■ Exercise objective: Copy the records below exactly as they appear.

■ Available records:
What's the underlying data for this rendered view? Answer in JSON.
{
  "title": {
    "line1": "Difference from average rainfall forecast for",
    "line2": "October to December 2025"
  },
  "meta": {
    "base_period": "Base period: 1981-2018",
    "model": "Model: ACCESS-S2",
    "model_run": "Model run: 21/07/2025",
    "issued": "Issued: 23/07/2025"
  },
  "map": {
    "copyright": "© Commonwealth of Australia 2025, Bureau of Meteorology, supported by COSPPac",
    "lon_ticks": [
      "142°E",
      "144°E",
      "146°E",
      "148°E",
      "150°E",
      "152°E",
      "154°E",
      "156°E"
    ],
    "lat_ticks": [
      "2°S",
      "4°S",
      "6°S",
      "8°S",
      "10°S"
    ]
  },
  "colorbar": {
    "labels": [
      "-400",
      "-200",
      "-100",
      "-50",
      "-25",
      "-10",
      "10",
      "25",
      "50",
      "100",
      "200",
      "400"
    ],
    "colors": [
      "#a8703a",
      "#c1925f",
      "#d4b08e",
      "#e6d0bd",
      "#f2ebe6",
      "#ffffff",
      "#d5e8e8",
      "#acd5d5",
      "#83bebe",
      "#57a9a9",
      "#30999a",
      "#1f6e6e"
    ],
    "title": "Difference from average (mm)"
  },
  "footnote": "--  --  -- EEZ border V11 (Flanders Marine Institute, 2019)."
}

■ Exercise response:
What's the underlying data for this rendered view? Answer in JSON.
{
  "title": {
    "line1": "Difference from average rainfall forecast for",
    "line2": "October to December 2025"
  },
  "meta": {
    "base_period": "Base period: 1981-2018",
    "model": "Model: ACCESS-S2",
    "model_run": "Model run: 21/07/2025",
    "issued": "Issued: 23/07/2025"
  },
  "map": {
    "copyright": "© Commonwealth of Australia 2025, Bureau of Meteorology, supported by COSPPac",
    "lon_ticks": [
      "142°E",
      "144°E",
      "146°E",
      "148°E",
      "150°E",
      "152°E",
      "154°E",
      "156°E"
    ],
    "lat_ticks": [
      "2°S",
      "4°S",
      "6°S",
      "8°S",
      "10°S"
    ]
  },
  "colorbar": {
    "labels": [
      "-400",
      "-200",
      "-100",
      "-50",
      "-25",
      "-10",
      "10",
      "25",
      "50",
      "100",
      "200",
      "400"
    ],
    "colors": [
      "#a8703a",
      "#c1925f",
      "#d4b08e",
      "#e6d0bd",
      "#f2ebe6",
      "#ffffff",
      "#d5e8e8",
      "#acd5d5",
      "#83bebe",
      "#57a9a9",
      "#30999a",
      "#1f6e6e"
    ],
    "title": "Difference from average (mm)"
  },
  "footnote": "--  --  -- EEZ border V11 (Flanders Marine Institute, 2019)."
}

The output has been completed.